§ Exercise objective
Take every line from the listing below that contains "JSON".

§ Entries

+---+

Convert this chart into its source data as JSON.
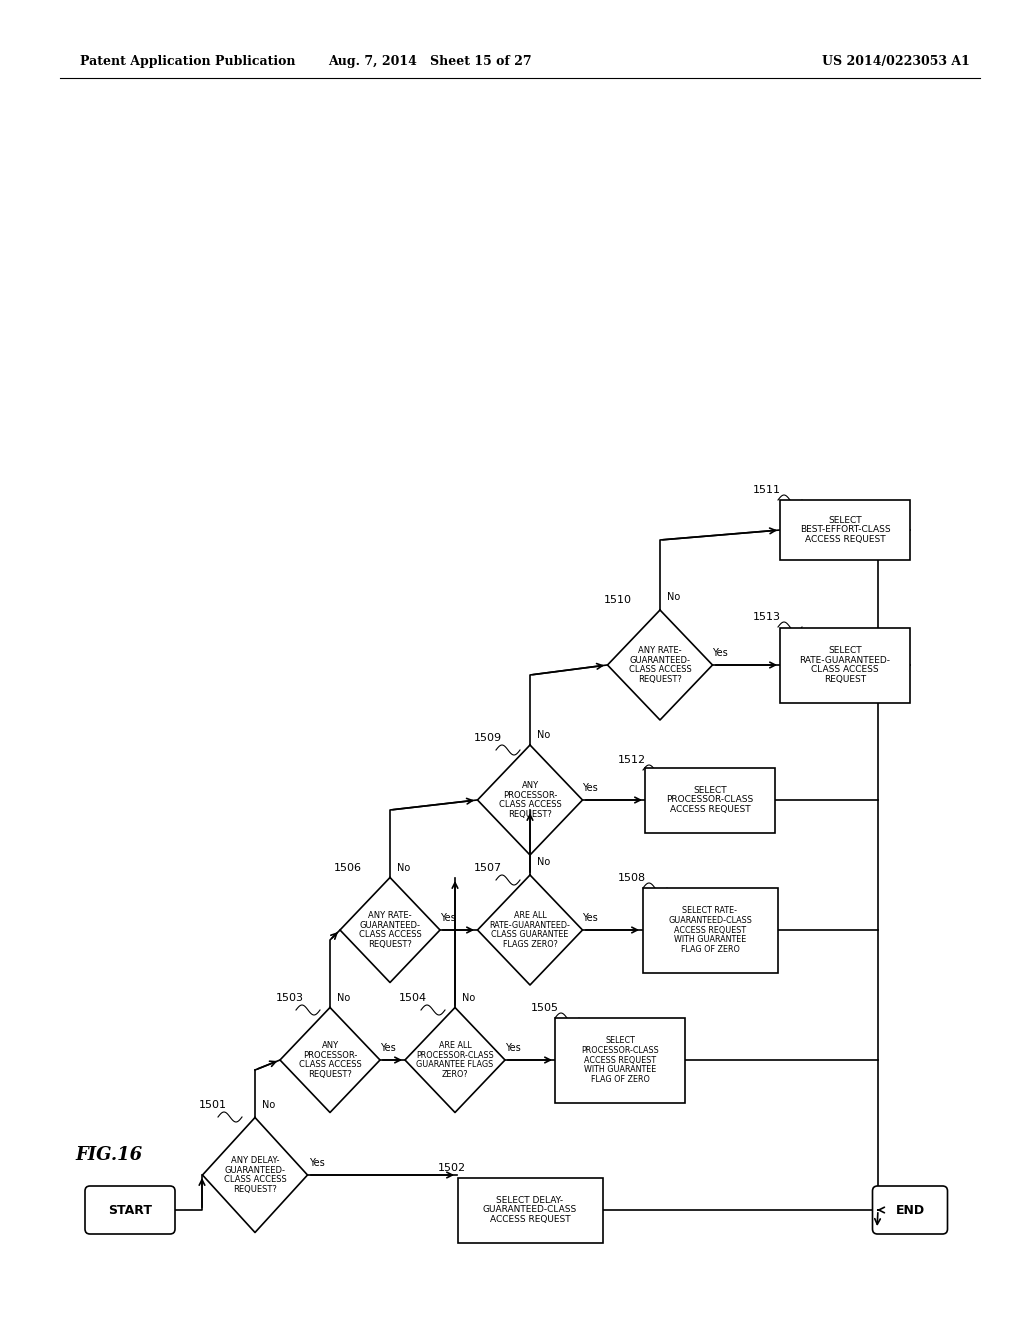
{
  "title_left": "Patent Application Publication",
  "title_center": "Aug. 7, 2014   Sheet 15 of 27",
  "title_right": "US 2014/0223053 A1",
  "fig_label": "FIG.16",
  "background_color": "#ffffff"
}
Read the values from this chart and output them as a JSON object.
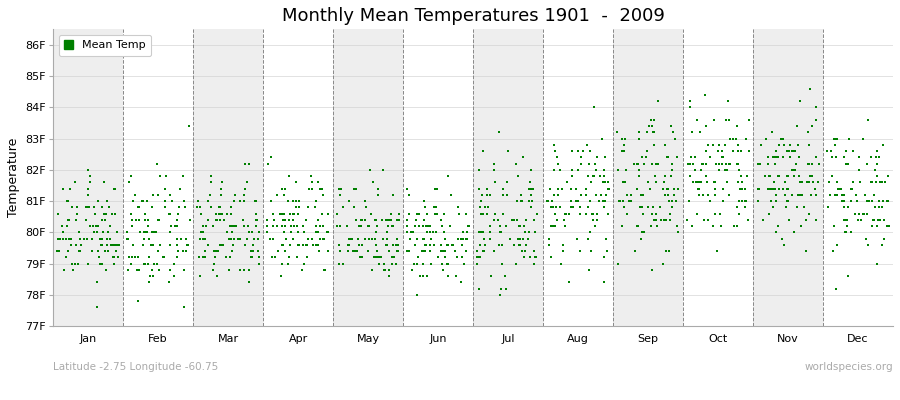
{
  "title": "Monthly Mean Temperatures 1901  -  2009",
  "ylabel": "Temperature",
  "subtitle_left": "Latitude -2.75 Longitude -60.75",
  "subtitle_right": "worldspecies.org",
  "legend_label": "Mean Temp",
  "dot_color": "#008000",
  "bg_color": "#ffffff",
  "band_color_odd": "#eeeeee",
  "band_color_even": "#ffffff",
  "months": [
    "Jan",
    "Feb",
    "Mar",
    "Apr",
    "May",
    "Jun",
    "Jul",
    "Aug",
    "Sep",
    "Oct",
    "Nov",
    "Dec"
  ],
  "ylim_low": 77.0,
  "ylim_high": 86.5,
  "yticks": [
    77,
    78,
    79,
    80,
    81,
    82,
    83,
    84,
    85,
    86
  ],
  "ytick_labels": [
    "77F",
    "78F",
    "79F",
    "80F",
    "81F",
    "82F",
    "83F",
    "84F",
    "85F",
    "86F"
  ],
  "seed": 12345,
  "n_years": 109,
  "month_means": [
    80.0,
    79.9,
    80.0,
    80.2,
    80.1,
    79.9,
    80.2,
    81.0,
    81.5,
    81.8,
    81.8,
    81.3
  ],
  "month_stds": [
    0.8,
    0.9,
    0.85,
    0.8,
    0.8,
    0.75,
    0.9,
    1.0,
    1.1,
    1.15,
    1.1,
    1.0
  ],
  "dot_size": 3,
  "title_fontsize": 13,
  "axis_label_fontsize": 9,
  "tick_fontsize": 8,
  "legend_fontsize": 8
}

+---+

§ Answer to this problem
Convert this chart into its source data as JSON.
Read the values from this chart and output them as a JSON object.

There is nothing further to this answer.